- [SET EXERCISE]: Could you print every record below exactly as it appears?

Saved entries
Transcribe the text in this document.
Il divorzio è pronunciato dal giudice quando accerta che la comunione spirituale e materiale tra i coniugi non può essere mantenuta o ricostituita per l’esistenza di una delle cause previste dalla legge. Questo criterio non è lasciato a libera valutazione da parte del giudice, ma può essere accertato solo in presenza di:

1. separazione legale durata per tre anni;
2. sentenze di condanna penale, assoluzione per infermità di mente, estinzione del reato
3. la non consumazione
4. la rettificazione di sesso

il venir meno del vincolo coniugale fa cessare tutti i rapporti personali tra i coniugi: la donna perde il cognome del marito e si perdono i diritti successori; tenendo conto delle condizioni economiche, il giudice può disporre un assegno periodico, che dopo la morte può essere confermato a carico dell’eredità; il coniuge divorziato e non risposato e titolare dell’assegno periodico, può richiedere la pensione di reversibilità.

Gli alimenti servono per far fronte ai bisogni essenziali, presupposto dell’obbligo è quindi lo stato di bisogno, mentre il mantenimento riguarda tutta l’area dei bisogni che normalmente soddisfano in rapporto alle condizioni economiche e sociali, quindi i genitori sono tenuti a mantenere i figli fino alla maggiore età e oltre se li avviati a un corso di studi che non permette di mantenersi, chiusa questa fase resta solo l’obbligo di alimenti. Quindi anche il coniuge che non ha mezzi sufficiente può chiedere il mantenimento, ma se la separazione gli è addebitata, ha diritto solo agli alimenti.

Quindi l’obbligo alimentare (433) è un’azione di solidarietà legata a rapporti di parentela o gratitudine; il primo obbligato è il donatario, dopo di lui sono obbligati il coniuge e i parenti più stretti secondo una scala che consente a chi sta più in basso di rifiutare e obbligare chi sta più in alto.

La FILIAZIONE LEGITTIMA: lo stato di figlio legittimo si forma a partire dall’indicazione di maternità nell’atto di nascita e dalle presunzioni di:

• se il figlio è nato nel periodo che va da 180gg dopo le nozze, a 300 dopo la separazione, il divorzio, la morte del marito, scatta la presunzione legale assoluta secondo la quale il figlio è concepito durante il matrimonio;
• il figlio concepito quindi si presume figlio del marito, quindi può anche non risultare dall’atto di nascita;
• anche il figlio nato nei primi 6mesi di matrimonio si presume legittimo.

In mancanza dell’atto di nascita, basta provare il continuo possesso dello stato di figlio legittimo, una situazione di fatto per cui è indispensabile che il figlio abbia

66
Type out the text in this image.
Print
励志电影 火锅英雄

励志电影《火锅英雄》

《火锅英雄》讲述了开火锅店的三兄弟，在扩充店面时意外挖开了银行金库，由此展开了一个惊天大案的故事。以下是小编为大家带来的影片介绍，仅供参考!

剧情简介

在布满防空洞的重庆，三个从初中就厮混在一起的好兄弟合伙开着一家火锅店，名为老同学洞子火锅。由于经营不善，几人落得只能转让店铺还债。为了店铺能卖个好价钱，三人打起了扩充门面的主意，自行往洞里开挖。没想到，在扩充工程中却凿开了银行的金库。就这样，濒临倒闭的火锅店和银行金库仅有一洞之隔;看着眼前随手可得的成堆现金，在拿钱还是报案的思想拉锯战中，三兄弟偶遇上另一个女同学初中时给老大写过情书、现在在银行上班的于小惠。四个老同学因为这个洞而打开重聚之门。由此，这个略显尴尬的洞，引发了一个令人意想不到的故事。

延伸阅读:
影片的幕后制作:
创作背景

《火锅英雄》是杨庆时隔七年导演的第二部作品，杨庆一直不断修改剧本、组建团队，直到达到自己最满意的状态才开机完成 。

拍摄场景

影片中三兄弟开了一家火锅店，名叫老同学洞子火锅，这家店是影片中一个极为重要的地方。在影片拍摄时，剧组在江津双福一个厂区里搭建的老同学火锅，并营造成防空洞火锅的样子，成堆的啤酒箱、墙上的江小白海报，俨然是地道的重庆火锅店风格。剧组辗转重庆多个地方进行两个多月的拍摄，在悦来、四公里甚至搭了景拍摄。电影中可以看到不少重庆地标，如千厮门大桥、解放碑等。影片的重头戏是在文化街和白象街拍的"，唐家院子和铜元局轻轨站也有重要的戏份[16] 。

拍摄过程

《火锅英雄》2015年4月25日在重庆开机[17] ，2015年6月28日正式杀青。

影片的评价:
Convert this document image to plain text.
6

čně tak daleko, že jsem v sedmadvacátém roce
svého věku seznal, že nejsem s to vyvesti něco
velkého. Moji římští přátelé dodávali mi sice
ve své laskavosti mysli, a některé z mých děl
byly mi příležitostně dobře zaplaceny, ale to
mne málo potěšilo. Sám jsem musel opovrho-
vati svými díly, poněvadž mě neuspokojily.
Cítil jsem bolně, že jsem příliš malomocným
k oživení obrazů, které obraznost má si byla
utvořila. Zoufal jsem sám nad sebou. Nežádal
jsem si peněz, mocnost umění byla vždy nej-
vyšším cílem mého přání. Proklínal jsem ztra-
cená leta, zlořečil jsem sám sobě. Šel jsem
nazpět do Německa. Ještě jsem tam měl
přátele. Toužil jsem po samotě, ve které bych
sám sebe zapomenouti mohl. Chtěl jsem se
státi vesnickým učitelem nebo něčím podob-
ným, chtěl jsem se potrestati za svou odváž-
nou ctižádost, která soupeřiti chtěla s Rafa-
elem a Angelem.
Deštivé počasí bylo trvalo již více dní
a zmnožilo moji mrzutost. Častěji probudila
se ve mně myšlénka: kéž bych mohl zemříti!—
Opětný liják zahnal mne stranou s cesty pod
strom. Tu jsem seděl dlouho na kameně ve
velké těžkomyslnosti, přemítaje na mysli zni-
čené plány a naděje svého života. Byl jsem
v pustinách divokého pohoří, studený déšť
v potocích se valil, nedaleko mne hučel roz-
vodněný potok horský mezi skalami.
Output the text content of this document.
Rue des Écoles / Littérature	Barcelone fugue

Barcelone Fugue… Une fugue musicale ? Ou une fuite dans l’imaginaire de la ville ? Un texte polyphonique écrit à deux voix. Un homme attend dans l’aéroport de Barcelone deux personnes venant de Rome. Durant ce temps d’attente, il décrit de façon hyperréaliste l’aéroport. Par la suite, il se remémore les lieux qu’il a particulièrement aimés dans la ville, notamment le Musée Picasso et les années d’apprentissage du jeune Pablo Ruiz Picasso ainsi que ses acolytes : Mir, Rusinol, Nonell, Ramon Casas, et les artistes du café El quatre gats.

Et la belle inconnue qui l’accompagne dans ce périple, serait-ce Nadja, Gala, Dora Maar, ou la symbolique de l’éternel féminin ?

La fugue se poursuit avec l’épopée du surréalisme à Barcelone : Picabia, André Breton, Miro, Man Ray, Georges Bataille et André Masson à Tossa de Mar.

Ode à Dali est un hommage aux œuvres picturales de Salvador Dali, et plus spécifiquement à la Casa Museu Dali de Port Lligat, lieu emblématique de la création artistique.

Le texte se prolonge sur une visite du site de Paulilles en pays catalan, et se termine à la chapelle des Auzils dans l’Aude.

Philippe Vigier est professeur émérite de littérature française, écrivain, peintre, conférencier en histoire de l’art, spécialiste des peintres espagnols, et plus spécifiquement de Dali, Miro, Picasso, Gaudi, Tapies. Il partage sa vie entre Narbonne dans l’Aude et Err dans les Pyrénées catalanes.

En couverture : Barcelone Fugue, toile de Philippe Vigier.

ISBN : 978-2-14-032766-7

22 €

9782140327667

- [EXERCISE OUTPUT]:
Transcribe the text in this document.
Il divorzio è pronunciato dal giudice quando accerta che la comunione spirituale e materiale tra i coniugi non può essere mantenuta o ricostituita per l’esistenza di una delle cause previste dalla legge. Questo criterio non è lasciato a libera valutazione da parte del giudice, ma può essere accertato solo in presenza di:

1. separazione legale durata per tre anni;
2. sentenze di condanna penale, assoluzione per infermità di mente, estinzione del reato
3. la non consumazione
4. la rettificazione di sesso

il venir meno del vincolo coniugale fa cessare tutti i rapporti personali tra i coniugi: la donna perde il cognome del marito e si perdono i diritti successori; tenendo conto delle condizioni economiche, il giudice può disporre un assegno periodico, che dopo la morte può essere confermato a carico dell’eredità; il coniuge divorziato e non risposato e titolare dell’assegno periodico, può richiedere la pensione di reversibilità.

Gli alimenti servono per far fronte ai bisogni essenziali, presupposto dell’obbligo è quindi lo stato di bisogno, mentre il mantenimento riguarda tutta l’area dei bisogni che normalmente soddisfano in rapporto alle condizioni economiche e sociali, quindi i genitori sono tenuti a mantenere i figli fino alla maggiore età e oltre se li avviati a un corso di studi che non permette di mantenersi, chiusa questa fase resta solo l’obbligo di alimenti. Quindi anche il coniuge che non ha mezzi sufficiente può chiedere il mantenimento, ma se la separazione gli è addebitata, ha diritto solo agli alimenti.

Quindi l’obbligo alimentare (433) è un’azione di solidarietà legata a rapporti di parentela o gratitudine; il primo obbligato è il donatario, dopo di lui sono obbligati il coniuge e i parenti più stretti secondo una scala che consente a chi sta più in basso di rifiutare e obbligare chi sta più in alto.

La FILIAZIONE LEGITTIMA: lo stato di figlio legittimo si forma a partire dall’indicazione di maternità nell’atto di nascita e dalle presunzioni di:

• se il figlio è nato nel periodo che va da 180gg dopo le nozze, a 300 dopo la separazione, il divorzio, la morte del marito, scatta la presunzione legale assoluta secondo la quale il figlio è concepito durante il matrimonio;
• il figlio concepito quindi si presume figlio del marito, quindi può anche non risultare dall’atto di nascita;
• anche il figlio nato nei primi 6mesi di matrimonio si presume legittimo.

In mancanza dell’atto di nascita, basta provare il continuo possesso dello stato di figlio legittimo, una situazione di fatto per cui è indispensabile che il figlio abbia

66
Type out the text in this image.
Print
励志电影 火锅英雄

励志电影《火锅英雄》

《火锅英雄》讲述了开火锅店的三兄弟，在扩充店面时意外挖开了银行金库，由此展开了一个惊天大案的故事。以下是小编为大家带来的影片介绍，仅供参考!

剧情简介

在布满防空洞的重庆，三个从初中就厮混在一起的好兄弟合伙开着一家火锅店，名为老同学洞子火锅。由于经营不善，几人落得只能转让店铺还债。为了店铺能卖个好价钱，三人打起了扩充门面的主意，自行往洞里开挖。没想到，在扩充工程中却凿开了银行的金库。就这样，濒临倒闭的火锅店和银行金库仅有一洞之隔;看着眼前随手可得的成堆现金，在拿钱还是报案的思想拉锯战中，三兄弟偶遇上另一个女同学初中时给老大写过情书、现在在银行上班的于小惠。四个老同学因为这个洞而打开重聚之门。由此，这个略显尴尬的洞，引发了一个令人意想不到的故事。

延伸阅读:
影片的幕后制作:
创作背景

《火锅英雄》是杨庆时隔七年导演的第二部作品，杨庆一直不断修改剧本、组建团队，直到达到自己最满意的状态才开机完成 。

拍摄场景

影片中三兄弟开了一家火锅店，名叫老同学洞子火锅，这家店是影片中一个极为重要的地方。在影片拍摄时，剧组在江津双福一个厂区里搭建的老同学火锅，并营造成防空洞火锅的样子，成堆的啤酒箱、墙上的江小白海报，俨然是地道的重庆火锅店风格。剧组辗转重庆多个地方进行两个多月的拍摄，在悦来、四公里甚至搭了景拍摄。电影中可以看到不少重庆地标，如千厮门大桥、解放碑等。影片的重头戏是在文化街和白象街拍的"，唐家院子和铜元局轻轨站也有重要的戏份[16] 。

拍摄过程

《火锅英雄》2015年4月25日在重庆开机[17] ，2015年6月28日正式杀青。

影片的评价:
Convert this document image to plain text.
6

čně tak daleko, že jsem v sedmadvacátém roce
svého věku seznal, že nejsem s to vyvesti něco
velkého. Moji římští přátelé dodávali mi sice
ve své laskavosti mysli, a některé z mých děl
byly mi příležitostně dobře zaplaceny, ale to
mne málo potěšilo. Sám jsem musel opovrho-
vati svými díly, poněvadž mě neuspokojily.
Cítil jsem bolně, že jsem příliš malomocným
k oživení obrazů, které obraznost má si byla
utvořila. Zoufal jsem sám nad sebou. Nežádal
jsem si peněz, mocnost umění byla vždy nej-
vyšším cílem mého přání. Proklínal jsem ztra-
cená leta, zlořečil jsem sám sobě. Šel jsem
nazpět do Německa. Ještě jsem tam měl
přátele. Toužil jsem po samotě, ve které bych
sám sebe zapomenouti mohl. Chtěl jsem se
státi vesnickým učitelem nebo něčím podob-
ným, chtěl jsem se potrestati za svou odváž-
nou ctižádost, která soupeřiti chtěla s Rafa-
elem a Angelem.
Deštivé počasí bylo trvalo již více dní
a zmnožilo moji mrzutost. Častěji probudila
se ve mně myšlénka: kéž bych mohl zemříti!—
Opětný liják zahnal mne stranou s cesty pod
strom. Tu jsem seděl dlouho na kameně ve
velké těžkomyslnosti, přemítaje na mysli zni-
čené plány a naděje svého života. Byl jsem
v pustinách divokého pohoří, studený déšť
v potocích se valil, nedaleko mne hučel roz-
vodněný potok horský mezi skalami.
Output the text content of this document.
Rue des Écoles / Littérature	Barcelone fugue

Barcelone Fugue… Une fugue musicale ? Ou une fuite dans l’imaginaire de la ville ? Un texte polyphonique écrit à deux voix. Un homme attend dans l’aéroport de Barcelone deux personnes venant de Rome. Durant ce temps d’attente, il décrit de façon hyperréaliste l’aéroport. Par la suite, il se remémore les lieux qu’il a particulièrement aimés dans la ville, notamment le Musée Picasso et les années d’apprentissage du jeune Pablo Ruiz Picasso ainsi que ses acolytes : Mir, Rusinol, Nonell, Ramon Casas, et les artistes du café El quatre gats.

Et la belle inconnue qui l’accompagne dans ce périple, serait-ce Nadja, Gala, Dora Maar, ou la symbolique de l’éternel féminin ?

La fugue se poursuit avec l’épopée du surréalisme à Barcelone : Picabia, André Breton, Miro, Man Ray, Georges Bataille et André Masson à Tossa de Mar.

Ode à Dali est un hommage aux œuvres picturales de Salvador Dali, et plus spécifiquement à la Casa Museu Dali de Port Lligat, lieu emblématique de la création artistique.

Le texte se prolonge sur une visite du site de Paulilles en pays catalan, et se termine à la chapelle des Auzils dans l’Aude.

Philippe Vigier est professeur émérite de littérature française, écrivain, peintre, conférencier en histoire de l’art, spécialiste des peintres espagnols, et plus spécifiquement de Dali, Miro, Picasso, Gaudi, Tapies. Il partage sa vie entre Narbonne dans l’Aude et Err dans les Pyrénées catalanes.

En couverture : Barcelone Fugue, toile de Philippe Vigier.

ISBN : 978-2-14-032766-7

22 €

9782140327667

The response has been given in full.